**THE TASK**
Extract the full set of records that follows, word for word.

>> Start PROVIDED DATA

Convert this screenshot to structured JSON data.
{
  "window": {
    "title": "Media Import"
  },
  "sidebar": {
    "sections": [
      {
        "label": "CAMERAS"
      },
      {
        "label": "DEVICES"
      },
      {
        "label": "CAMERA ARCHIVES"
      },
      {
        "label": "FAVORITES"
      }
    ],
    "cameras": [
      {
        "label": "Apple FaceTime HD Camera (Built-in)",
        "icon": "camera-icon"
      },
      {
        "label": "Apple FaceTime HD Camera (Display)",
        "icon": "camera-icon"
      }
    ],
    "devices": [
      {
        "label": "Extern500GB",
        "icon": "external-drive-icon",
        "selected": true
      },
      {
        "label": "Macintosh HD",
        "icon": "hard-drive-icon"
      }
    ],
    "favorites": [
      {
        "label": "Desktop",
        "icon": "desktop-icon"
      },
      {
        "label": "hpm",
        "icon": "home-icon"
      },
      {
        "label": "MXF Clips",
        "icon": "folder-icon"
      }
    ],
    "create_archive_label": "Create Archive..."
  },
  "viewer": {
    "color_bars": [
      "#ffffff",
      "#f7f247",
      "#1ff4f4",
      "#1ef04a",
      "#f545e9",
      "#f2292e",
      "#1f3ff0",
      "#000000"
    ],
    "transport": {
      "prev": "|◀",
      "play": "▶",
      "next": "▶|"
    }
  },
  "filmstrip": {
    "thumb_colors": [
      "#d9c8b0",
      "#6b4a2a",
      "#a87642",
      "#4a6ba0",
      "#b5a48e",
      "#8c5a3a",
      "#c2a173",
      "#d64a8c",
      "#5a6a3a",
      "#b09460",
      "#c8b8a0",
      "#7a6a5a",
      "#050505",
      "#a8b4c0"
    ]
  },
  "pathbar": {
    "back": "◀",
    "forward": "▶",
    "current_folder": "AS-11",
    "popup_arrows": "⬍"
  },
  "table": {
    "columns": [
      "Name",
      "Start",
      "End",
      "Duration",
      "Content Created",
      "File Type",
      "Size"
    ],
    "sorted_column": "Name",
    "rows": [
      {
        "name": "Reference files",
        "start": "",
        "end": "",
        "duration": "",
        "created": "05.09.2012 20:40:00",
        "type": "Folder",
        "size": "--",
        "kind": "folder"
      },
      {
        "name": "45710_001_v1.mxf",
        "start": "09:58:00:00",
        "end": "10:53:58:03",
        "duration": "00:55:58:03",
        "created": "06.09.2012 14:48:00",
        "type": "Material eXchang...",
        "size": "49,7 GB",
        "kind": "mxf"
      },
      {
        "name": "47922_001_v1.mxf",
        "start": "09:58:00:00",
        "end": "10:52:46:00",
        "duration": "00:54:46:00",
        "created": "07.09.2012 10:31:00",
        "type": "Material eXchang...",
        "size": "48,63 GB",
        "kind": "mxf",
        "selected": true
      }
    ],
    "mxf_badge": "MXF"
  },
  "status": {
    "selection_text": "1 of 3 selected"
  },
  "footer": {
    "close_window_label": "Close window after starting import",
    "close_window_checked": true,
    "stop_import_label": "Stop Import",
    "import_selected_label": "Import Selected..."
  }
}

>> End PROVIDED DATA

**ANSWER TO THE TASK**
Convert this screenshot to structured JSON data.
{
  "window": {
    "title": "Media Import"
  },
  "sidebar": {
    "sections": [
      {
        "label": "CAMERAS"
      },
      {
        "label": "DEVICES"
      },
      {
        "label": "CAMERA ARCHIVES"
      },
      {
        "label": "FAVORITES"
      }
    ],
    "cameras": [
      {
        "label": "Apple FaceTime HD Camera (Built-in)",
        "icon": "camera-icon"
      },
      {
        "label": "Apple FaceTime HD Camera (Display)",
        "icon": "camera-icon"
      }
    ],
    "devices": [
      {
        "label": "Extern500GB",
        "icon": "external-drive-icon",
        "selected": true
      },
      {
        "label": "Macintosh HD",
        "icon": "hard-drive-icon"
      }
    ],
    "favorites": [
      {
        "label": "Desktop",
        "icon": "desktop-icon"
      },
      {
        "label": "hpm",
        "icon": "home-icon"
      },
      {
        "label": "MXF Clips",
        "icon": "folder-icon"
      }
    ],
    "create_archive_label": "Create Archive..."
  },
  "viewer": {
    "color_bars": [
      "#ffffff",
      "#f7f247",
      "#1ff4f4",
      "#1ef04a",
      "#f545e9",
      "#f2292e",
      "#1f3ff0",
      "#000000"
    ],
    "transport": {
      "prev": "|◀",
      "play": "▶",
      "next": "▶|"
    }
  },
  "filmstrip": {
    "thumb_colors": [
      "#d9c8b0",
      "#6b4a2a",
      "#a87642",
      "#4a6ba0",
      "#b5a48e",
      "#8c5a3a",
      "#c2a173",
      "#d64a8c",
      "#5a6a3a",
      "#b09460",
      "#c8b8a0",
      "#7a6a5a",
      "#050505",
      "#a8b4c0"
    ]
  },
  "pathbar": {
    "back": "◀",
    "forward": "▶",
    "current_folder": "AS-11",
    "popup_arrows": "⬍"
  },
  "table": {
    "columns": [
      "Name",
      "Start",
      "End",
      "Duration",
      "Content Created",
      "File Type",
      "Size"
    ],
    "sorted_column": "Name",
    "rows": [
      {
        "name": "Reference files",
        "start": "",
        "end": "",
        "duration": "",
        "created": "05.09.2012 20:40:00",
        "type": "Folder",
        "size": "--",
        "kind": "folder"
      },
      {
        "name": "45710_001_v1.mxf",
        "start": "09:58:00:00",
        "end": "10:53:58:03",
        "duration": "00:55:58:03",
        "created": "06.09.2012 14:48:00",
        "type": "Material eXchang...",
        "size": "49,7 GB",
        "kind": "mxf"
      },
      {
        "name": "47922_001_v1.mxf",
        "start": "09:58:00:00",
        "end": "10:52:46:00",
        "duration": "00:54:46:00",
        "created": "07.09.2012 10:31:00",
        "type": "Material eXchang...",
        "size": "48,63 GB",
        "kind": "mxf",
        "selected": true
      }
    ],
    "mxf_badge": "MXF"
  },
  "status": {
    "selection_text": "1 of 3 selected"
  },
  "footer": {
    "close_window_label": "Close window after starting import",
    "close_window_checked": true,
    "stop_import_label": "Stop Import",
    "import_selected_label": "Import Selected..."
  }
}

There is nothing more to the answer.